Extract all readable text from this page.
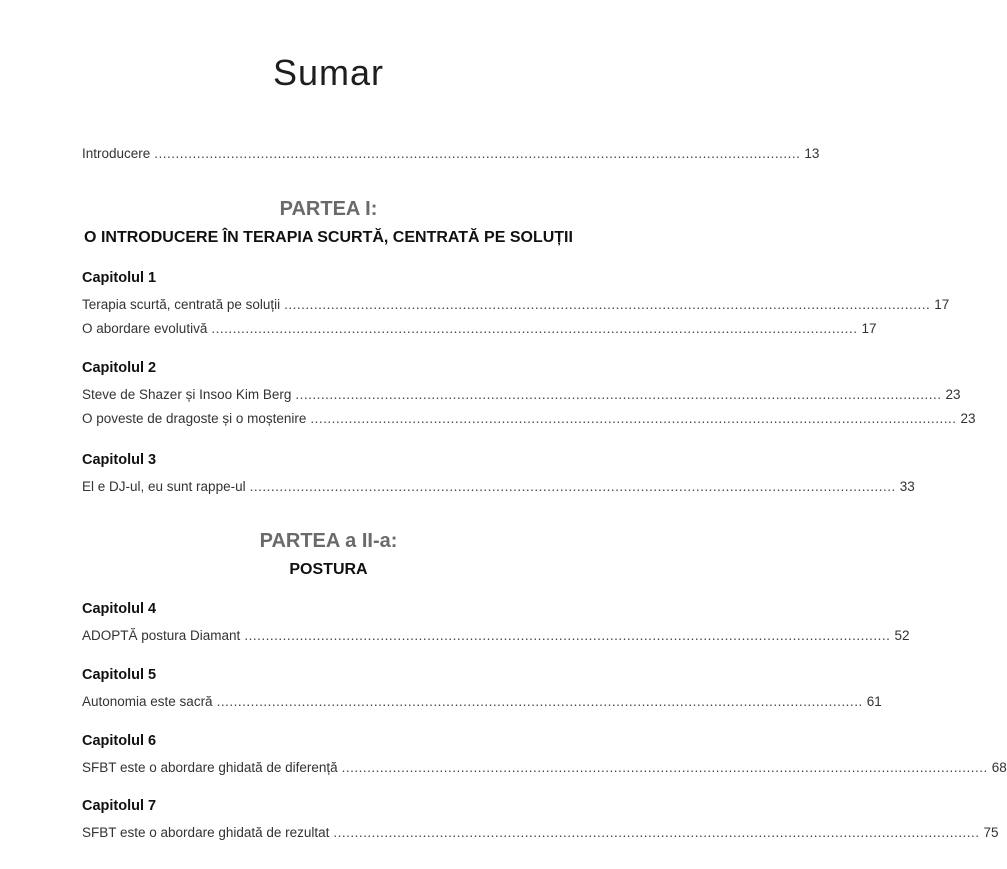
Sumar
Introducere ........................................................................................................................................................ 13
PARTEA I:
O INTRODUCERE ÎN TERAPIA SCURTĂ, CENTRATĂ PE SOLUȚII
Capitolul 1
Terapia scurtă, centrată pe soluții ........................................................................................................................................................ 17
O abordare evolutivă ........................................................................................................................................................ 17
Capitolul 2
Steve de Shazer și Insoo Kim Berg ........................................................................................................................................................ 23
O poveste de dragoste și o moștenire ........................................................................................................................................................ 23
Capitolul 3
El e DJ-ul, eu sunt rappe-ul ........................................................................................................................................................ 33
PARTEA a II-a:
POSTURA
Capitolul 4
ADOPTĂ postura Diamant ........................................................................................................................................................ 52
Capitolul 5
Autonomia este sacră ........................................................................................................................................................ 61
Capitolul 6
SFBT este o abordare ghidată de diferență ........................................................................................................................................................ 68
Capitolul 7
SFBT este o abordare ghidată de rezultat ........................................................................................................................................................ 75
******************************
SET PROBLEM
Without the pictures, return the entries exactly as they appear.

RESPONSE BELOW
Extract all readable text from this page.
Sumar
Introducere ........................................................................................................................................................ 13
PARTEA I:
O INTRODUCERE ÎN TERAPIA SCURTĂ, CENTRATĂ PE SOLUȚII
Capitolul 1
Terapia scurtă, centrată pe soluții ........................................................................................................................................................ 17
O abordare evolutivă ........................................................................................................................................................ 17
Capitolul 2
Steve de Shazer și Insoo Kim Berg ........................................................................................................................................................ 23
O poveste de dragoste și o moștenire ........................................................................................................................................................ 23
Capitolul 3
El e DJ-ul, eu sunt rappe-ul ........................................................................................................................................................ 33
PARTEA a II-a:
POSTURA
Capitolul 4
ADOPTĂ postura Diamant ........................................................................................................................................................ 52
Capitolul 5
Autonomia este sacră ........................................................................................................................................................ 61
Capitolul 6
SFBT este o abordare ghidată de diferență ........................................................................................................................................................ 68
Capitolul 7
SFBT este o abordare ghidată de rezultat ........................................................................................................................................................ 75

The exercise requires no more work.